Quote the lines from the one containing "UI element localization: list" through the one containing "message-field[interactable]: Message: [353, 128, 481, 154]", both included, and nothing more.

● **Data excerpts**
--- Begin ---

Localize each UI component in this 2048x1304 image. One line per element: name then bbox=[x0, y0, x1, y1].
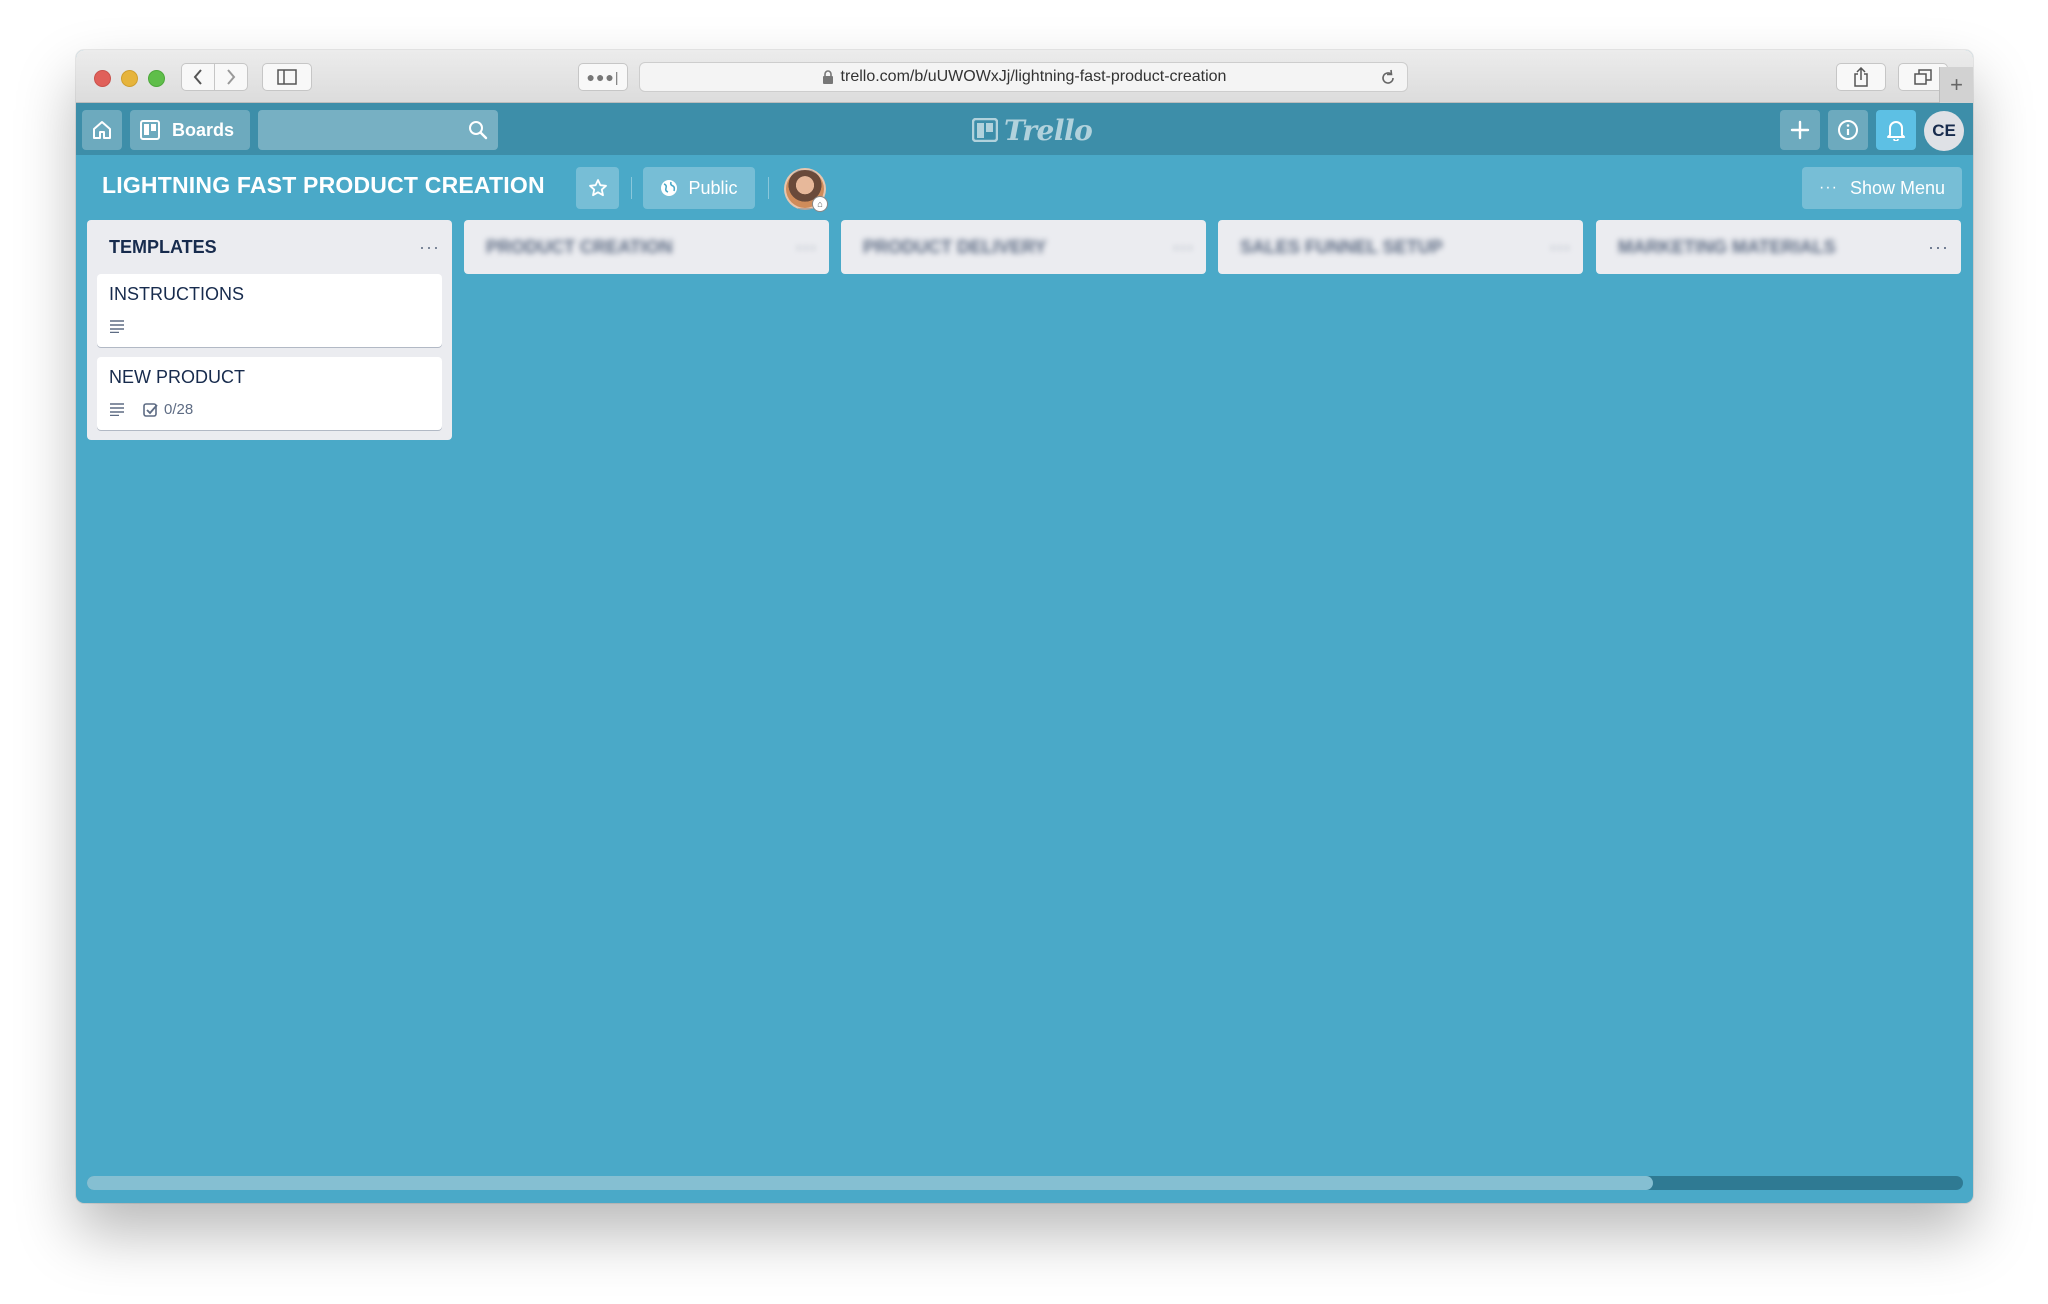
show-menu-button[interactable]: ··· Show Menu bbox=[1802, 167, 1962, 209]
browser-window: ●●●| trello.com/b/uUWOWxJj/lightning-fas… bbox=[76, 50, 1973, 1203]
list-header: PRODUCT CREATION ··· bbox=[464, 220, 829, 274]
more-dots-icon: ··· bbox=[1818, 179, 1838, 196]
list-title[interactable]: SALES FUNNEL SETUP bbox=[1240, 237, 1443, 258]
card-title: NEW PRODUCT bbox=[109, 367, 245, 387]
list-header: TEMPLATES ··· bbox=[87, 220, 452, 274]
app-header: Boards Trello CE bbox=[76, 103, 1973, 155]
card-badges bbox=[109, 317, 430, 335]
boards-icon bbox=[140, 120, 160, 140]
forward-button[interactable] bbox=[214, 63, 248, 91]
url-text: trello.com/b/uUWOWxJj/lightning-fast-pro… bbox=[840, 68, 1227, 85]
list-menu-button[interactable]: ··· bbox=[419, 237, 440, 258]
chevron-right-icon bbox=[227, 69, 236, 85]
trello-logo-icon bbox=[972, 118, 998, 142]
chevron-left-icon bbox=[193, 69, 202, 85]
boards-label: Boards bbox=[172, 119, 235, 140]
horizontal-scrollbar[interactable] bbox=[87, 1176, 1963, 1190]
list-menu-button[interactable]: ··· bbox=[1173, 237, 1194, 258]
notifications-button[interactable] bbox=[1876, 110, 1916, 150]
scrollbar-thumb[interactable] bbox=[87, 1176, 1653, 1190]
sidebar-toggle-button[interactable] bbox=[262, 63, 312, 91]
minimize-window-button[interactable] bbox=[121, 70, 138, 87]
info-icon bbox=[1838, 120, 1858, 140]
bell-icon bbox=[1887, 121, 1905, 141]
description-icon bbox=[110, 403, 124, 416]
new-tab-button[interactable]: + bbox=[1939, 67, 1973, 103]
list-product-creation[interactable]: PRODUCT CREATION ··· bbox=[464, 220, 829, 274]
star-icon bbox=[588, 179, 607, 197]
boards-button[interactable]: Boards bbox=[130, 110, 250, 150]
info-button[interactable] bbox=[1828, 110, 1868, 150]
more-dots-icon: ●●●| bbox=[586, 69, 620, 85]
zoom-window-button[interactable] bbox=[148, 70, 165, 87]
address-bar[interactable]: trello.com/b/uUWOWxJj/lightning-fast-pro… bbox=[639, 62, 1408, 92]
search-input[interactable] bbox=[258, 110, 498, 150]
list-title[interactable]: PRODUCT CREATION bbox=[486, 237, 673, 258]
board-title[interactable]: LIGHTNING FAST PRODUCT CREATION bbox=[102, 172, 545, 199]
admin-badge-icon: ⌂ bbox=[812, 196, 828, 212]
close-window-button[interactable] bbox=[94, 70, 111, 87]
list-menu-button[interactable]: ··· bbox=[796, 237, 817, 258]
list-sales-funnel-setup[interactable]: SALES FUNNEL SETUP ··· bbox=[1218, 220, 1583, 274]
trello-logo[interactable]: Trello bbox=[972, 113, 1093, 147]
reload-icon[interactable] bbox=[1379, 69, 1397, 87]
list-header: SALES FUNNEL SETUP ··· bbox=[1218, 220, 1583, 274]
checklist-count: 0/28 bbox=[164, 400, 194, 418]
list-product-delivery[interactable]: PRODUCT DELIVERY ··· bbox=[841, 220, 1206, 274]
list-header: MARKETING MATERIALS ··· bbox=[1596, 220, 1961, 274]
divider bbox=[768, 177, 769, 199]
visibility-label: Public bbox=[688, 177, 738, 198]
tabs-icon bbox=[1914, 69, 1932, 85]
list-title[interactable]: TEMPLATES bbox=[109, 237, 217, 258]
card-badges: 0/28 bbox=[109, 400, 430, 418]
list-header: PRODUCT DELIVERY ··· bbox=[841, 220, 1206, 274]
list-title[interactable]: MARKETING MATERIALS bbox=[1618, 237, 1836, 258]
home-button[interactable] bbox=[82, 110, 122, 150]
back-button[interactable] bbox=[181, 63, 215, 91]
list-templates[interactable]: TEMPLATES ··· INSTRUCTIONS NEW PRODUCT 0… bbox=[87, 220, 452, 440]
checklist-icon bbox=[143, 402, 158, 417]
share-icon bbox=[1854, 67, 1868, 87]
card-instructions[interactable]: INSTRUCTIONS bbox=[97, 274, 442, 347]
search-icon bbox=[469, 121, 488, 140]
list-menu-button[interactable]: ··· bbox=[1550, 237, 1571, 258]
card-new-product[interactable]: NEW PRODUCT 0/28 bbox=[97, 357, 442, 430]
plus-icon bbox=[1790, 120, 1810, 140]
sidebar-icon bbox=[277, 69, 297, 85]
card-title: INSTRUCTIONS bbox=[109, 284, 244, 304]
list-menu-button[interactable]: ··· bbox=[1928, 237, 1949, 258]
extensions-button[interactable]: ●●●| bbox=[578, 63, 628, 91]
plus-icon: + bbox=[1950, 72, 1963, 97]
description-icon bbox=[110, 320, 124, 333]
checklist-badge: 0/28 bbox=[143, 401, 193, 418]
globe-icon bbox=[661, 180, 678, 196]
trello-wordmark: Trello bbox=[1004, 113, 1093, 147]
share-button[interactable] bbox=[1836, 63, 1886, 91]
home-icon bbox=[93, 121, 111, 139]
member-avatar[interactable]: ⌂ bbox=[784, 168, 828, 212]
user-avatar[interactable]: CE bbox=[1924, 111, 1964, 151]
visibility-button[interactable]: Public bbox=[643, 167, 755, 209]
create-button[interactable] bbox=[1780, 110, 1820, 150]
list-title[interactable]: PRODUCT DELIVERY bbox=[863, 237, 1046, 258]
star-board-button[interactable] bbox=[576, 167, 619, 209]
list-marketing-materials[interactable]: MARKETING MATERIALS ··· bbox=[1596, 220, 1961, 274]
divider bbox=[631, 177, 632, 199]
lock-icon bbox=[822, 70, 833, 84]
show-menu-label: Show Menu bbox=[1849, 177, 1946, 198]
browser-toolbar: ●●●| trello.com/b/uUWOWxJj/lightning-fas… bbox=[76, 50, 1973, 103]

--- End ---
--- Begin ---

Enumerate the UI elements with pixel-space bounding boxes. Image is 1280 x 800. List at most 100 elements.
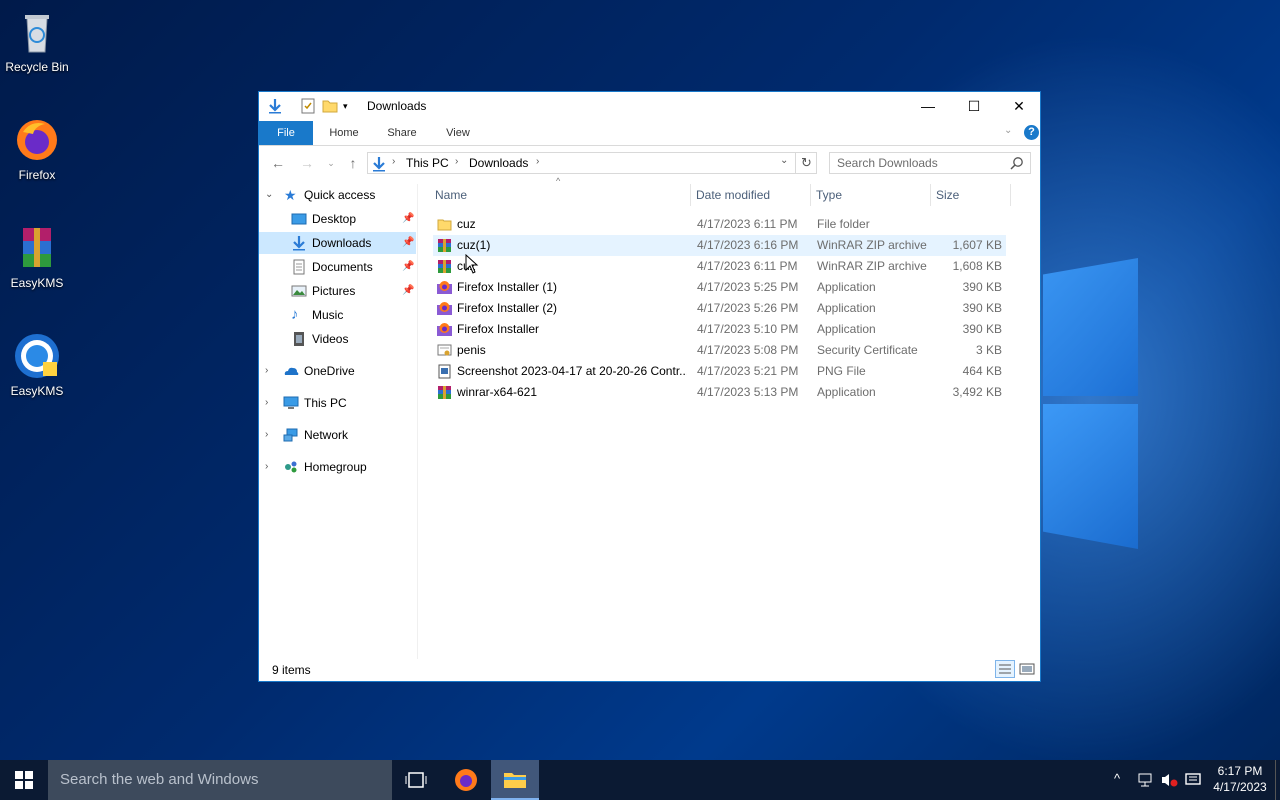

--- End ---
--- Begin ---

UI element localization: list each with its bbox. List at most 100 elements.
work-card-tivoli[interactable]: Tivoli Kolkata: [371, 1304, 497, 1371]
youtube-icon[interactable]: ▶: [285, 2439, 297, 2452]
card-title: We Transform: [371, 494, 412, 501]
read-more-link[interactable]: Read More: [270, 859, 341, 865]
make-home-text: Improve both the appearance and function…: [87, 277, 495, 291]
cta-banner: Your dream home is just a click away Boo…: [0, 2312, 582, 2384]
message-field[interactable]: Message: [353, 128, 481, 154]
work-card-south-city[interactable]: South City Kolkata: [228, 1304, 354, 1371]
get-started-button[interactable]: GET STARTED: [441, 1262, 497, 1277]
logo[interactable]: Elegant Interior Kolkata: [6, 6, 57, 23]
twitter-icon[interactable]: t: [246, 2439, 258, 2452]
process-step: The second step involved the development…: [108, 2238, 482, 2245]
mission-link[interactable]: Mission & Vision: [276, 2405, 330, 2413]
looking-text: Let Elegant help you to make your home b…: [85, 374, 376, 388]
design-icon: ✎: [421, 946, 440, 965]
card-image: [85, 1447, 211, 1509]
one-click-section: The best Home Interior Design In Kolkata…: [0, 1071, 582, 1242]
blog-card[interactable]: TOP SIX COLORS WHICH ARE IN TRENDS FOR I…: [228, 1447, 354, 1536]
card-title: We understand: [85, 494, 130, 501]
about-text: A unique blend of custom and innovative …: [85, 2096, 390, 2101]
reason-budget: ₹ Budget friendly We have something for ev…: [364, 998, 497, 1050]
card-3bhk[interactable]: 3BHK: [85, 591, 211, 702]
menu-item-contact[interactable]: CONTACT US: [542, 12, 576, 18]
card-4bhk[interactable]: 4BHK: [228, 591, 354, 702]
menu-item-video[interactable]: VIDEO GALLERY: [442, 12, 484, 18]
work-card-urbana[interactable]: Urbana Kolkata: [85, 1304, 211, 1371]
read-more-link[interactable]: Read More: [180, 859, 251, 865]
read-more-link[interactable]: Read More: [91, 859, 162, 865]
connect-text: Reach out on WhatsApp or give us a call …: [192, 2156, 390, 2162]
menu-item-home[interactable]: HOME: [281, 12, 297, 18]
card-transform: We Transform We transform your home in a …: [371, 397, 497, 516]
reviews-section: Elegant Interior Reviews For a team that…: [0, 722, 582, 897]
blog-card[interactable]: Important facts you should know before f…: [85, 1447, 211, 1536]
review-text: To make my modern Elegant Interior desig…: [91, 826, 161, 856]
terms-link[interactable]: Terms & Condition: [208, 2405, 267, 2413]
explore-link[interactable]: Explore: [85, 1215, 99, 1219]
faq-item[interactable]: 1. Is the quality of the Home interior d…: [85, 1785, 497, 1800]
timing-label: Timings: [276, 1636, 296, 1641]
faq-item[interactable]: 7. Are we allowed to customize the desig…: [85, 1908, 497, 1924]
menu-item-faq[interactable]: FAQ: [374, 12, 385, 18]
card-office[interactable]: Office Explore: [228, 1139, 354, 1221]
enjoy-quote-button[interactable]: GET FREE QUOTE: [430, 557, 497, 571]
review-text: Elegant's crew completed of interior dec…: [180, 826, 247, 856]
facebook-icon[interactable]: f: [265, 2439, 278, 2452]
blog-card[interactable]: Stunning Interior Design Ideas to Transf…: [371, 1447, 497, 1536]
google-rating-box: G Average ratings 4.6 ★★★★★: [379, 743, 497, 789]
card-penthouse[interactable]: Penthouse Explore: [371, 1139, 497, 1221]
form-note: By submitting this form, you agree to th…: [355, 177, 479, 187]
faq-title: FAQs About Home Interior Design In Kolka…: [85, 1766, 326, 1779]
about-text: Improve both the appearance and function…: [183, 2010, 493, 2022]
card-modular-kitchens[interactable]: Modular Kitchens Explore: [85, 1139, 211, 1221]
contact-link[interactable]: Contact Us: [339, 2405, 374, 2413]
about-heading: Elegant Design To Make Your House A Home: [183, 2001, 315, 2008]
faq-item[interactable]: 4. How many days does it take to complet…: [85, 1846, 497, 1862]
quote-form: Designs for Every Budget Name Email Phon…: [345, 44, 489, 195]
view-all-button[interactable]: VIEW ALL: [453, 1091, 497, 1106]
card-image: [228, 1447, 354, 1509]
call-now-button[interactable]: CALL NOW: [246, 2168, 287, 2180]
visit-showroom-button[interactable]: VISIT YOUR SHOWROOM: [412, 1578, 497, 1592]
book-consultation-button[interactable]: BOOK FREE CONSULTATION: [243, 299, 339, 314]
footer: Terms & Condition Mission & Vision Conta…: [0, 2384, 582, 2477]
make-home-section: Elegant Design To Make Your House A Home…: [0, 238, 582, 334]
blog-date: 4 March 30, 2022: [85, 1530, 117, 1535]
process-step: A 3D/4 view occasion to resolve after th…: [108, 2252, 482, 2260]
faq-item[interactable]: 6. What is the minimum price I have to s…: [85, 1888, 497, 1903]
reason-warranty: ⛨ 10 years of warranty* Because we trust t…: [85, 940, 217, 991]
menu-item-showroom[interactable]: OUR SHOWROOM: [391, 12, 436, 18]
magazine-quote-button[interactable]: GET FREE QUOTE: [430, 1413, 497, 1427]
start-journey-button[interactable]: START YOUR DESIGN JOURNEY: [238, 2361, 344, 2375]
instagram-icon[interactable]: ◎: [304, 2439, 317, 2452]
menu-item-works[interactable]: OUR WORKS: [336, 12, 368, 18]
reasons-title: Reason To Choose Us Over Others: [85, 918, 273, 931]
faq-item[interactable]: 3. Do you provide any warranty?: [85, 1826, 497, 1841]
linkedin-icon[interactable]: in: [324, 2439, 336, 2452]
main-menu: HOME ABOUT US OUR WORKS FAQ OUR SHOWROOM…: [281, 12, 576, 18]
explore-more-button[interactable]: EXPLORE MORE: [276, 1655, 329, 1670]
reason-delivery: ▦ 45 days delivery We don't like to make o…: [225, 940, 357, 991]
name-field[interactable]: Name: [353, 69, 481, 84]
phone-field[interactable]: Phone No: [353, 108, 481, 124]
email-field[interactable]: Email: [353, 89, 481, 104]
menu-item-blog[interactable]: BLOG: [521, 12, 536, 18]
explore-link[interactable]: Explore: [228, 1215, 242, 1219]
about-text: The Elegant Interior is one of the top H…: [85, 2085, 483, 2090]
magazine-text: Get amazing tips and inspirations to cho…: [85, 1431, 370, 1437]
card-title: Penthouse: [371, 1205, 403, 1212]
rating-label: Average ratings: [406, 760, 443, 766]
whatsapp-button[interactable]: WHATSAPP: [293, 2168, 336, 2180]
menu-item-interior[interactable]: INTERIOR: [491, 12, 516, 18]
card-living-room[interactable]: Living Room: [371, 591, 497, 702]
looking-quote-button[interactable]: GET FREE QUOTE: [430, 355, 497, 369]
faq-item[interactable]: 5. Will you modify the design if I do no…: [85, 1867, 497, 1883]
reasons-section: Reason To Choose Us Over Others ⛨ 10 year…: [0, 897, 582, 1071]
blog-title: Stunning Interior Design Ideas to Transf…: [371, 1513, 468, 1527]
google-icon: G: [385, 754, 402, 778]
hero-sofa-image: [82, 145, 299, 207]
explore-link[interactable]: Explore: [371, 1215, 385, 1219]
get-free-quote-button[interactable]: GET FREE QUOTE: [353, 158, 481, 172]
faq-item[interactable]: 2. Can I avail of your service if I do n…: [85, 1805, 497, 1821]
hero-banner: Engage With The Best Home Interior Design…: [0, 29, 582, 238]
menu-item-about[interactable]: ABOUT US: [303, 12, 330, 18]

--- End ---

● **Solution**
UI element localization: list each with its bbox. List at most 100 elements.
work-card-tivoli[interactable]: Tivoli Kolkata: [371, 1304, 497, 1371]
youtube-icon[interactable]: ▶: [285, 2439, 297, 2452]
card-title: We Transform: [371, 494, 412, 501]
read-more-link[interactable]: Read More: [270, 859, 341, 865]
make-home-text: Improve both the appearance and function…: [87, 277, 495, 291]
cta-banner: Your dream home is just a click away Boo…: [0, 2312, 582, 2384]
message-field[interactable]: Message: [353, 128, 481, 154]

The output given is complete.